**Work required:** Transcribe each record below word for word.

===

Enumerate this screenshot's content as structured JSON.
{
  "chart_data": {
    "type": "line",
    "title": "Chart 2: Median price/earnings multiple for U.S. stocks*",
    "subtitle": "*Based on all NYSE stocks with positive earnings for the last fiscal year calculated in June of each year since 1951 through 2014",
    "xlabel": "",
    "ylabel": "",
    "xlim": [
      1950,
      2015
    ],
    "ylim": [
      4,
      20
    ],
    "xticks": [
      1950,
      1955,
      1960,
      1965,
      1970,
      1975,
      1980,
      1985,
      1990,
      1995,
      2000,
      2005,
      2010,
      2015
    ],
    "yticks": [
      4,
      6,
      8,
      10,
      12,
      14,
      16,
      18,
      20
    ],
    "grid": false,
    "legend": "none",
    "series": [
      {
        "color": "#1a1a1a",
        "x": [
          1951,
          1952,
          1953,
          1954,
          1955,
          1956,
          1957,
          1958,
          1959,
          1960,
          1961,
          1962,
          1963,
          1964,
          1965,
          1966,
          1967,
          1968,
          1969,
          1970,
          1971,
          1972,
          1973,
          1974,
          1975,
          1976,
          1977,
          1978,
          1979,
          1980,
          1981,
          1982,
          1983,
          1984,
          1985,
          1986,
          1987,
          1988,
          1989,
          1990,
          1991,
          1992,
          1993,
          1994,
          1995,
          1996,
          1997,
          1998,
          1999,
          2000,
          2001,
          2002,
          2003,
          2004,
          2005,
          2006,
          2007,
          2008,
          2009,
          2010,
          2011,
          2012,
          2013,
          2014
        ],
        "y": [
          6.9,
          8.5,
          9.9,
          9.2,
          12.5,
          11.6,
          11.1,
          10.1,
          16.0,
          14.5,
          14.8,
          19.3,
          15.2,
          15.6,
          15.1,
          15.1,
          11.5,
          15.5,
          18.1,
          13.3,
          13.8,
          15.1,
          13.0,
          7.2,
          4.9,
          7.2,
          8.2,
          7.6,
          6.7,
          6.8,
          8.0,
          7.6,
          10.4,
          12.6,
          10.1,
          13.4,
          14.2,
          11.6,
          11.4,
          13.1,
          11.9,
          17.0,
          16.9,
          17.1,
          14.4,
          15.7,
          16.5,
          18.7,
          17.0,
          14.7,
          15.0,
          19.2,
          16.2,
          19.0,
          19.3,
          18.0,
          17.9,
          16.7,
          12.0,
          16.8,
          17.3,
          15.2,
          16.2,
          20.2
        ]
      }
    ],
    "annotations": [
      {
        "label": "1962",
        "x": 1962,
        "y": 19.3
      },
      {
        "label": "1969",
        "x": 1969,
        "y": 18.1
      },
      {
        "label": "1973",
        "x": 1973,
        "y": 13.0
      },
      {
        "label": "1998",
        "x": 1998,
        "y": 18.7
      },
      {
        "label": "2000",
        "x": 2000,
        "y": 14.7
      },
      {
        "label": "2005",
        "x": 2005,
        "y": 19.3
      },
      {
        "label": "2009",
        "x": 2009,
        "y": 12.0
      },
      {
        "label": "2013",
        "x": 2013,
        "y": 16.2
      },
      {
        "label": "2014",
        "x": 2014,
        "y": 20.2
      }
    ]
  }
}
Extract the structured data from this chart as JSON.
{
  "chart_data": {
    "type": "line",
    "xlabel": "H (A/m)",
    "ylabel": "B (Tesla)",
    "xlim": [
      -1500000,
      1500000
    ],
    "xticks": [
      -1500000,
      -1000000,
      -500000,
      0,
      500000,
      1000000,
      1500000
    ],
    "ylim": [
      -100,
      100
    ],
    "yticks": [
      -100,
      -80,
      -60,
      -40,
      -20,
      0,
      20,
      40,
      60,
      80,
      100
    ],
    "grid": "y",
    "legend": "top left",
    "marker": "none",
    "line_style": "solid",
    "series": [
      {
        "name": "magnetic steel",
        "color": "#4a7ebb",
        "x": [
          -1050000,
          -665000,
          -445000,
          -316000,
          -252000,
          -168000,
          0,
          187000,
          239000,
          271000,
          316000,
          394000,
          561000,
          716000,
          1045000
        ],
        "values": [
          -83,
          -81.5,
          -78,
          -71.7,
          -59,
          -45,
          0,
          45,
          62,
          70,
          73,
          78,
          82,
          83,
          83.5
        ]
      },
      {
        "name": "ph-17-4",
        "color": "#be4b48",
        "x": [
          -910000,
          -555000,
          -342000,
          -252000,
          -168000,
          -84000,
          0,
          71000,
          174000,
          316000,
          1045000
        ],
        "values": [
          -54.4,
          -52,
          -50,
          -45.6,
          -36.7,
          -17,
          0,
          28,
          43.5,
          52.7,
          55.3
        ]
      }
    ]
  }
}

===

**Exercise response:**
Enumerate this screenshot's content as structured JSON.
{
  "chart_data": {
    "type": "line",
    "title": "Chart 2: Median price/earnings multiple for U.S. stocks*",
    "subtitle": "*Based on all NYSE stocks with positive earnings for the last fiscal year calculated in June of each year since 1951 through 2014",
    "xlabel": "",
    "ylabel": "",
    "xlim": [
      1950,
      2015
    ],
    "ylim": [
      4,
      20
    ],
    "xticks": [
      1950,
      1955,
      1960,
      1965,
      1970,
      1975,
      1980,
      1985,
      1990,
      1995,
      2000,
      2005,
      2010,
      2015
    ],
    "yticks": [
      4,
      6,
      8,
      10,
      12,
      14,
      16,
      18,
      20
    ],
    "grid": false,
    "legend": "none",
    "series": [
      {
        "color": "#1a1a1a",
        "x": [
          1951,
          1952,
          1953,
          1954,
          1955,
          1956,
          1957,
          1958,
          1959,
          1960,
          1961,
          1962,
          1963,
          1964,
          1965,
          1966,
          1967,
          1968,
          1969,
          1970,
          1971,
          1972,
          1973,
          1974,
          1975,
          1976,
          1977,
          1978,
          1979,
          1980,
          1981,
          1982,
          1983,
          1984,
          1985,
          1986,
          1987,
          1988,
          1989,
          1990,
          1991,
          1992,
          1993,
          1994,
          1995,
          1996,
          1997,
          1998,
          1999,
          2000,
          2001,
          2002,
          2003,
          2004,
          2005,
          2006,
          2007,
          2008,
          2009,
          2010,
          2011,
          2012,
          2013,
          2014
        ],
        "y": [
          6.9,
          8.5,
          9.9,
          9.2,
          12.5,
          11.6,
          11.1,
          10.1,
          16.0,
          14.5,
          14.8,
          19.3,
          15.2,
          15.6,
          15.1,
          15.1,
          11.5,
          15.5,
          18.1,
          13.3,
          13.8,
          15.1,
          13.0,
          7.2,
          4.9,
          7.2,
          8.2,
          7.6,
          6.7,
          6.8,
          8.0,
          7.6,
          10.4,
          12.6,
          10.1,
          13.4,
          14.2,
          11.6,
          11.4,
          13.1,
          11.9,
          17.0,
          16.9,
          17.1,
          14.4,
          15.7,
          16.5,
          18.7,
          17.0,
          14.7,
          15.0,
          19.2,
          16.2,
          19.0,
          19.3,
          18.0,
          17.9,
          16.7,
          12.0,
          16.8,
          17.3,
          15.2,
          16.2,
          20.2
        ]
      }
    ],
    "annotations": [
      {
        "label": "1962",
        "x": 1962,
        "y": 19.3
      },
      {
        "label": "1969",
        "x": 1969,
        "y": 18.1
      },
      {
        "label": "1973",
        "x": 1973,
        "y": 13.0
      },
      {
        "label": "1998",
        "x": 1998,
        "y": 18.7
      },
      {
        "label": "2000",
        "x": 2000,
        "y": 14.7
      },
      {
        "label": "2005",
        "x": 2005,
        "y": 19.3
      },
      {
        "label": "2009",
        "x": 2009,
        "y": 12.0
      },
      {
        "label": "2013",
        "x": 2013,
        "y": 16.2
      },
      {
        "label": "2014",
        "x": 2014,
        "y": 20.2
      }
    ]
  }
}
Extract the structured data from this chart as JSON.
{
  "chart_data": {
    "type": "line",
    "xlabel": "H (A/m)",
    "ylabel": "B (Tesla)",
    "xlim": [
      -1500000,
      1500000
    ],
    "xticks": [
      -1500000,
      -1000000,
      -500000,
      0,
      500000,
      1000000,
      1500000
    ],
    "ylim": [
      -100,
      100
    ],
    "yticks": [
      -100,
      -80,
      -60,
      -40,
      -20,
      0,
      20,
      40,
      60,
      80,
      100
    ],
    "grid": "y",
    "legend": "top left",
    "marker": "none",
    "line_style": "solid",
    "series": [
      {
        "name": "magnetic steel",
        "color": "#4a7ebb",
        "x": [
          -1050000,
          -665000,
          -445000,
          -316000,
          -252000,
          -168000,
          0,
          187000,
          239000,
          271000,
          316000,
          394000,
          561000,
          716000,
          1045000
        ],
        "values": [
          -83,
          -81.5,
          -78,
          -71.7,
          -59,
          -45,
          0,
          45,
          62,
          70,
          73,
          78,
          82,
          83,
          83.5
        ]
      },
      {
        "name": "ph-17-4",
        "color": "#be4b48",
        "x": [
          -910000,
          -555000,
          -342000,
          -252000,
          -168000,
          -84000,
          0,
          71000,
          174000,
          316000,
          1045000
        ],
        "values": [
          -54.4,
          -52,
          -50,
          -45.6,
          -36.7,
          -17,
          0,
          28,
          43.5,
          52.7,
          55.3
        ]
      }
    ]
  }
}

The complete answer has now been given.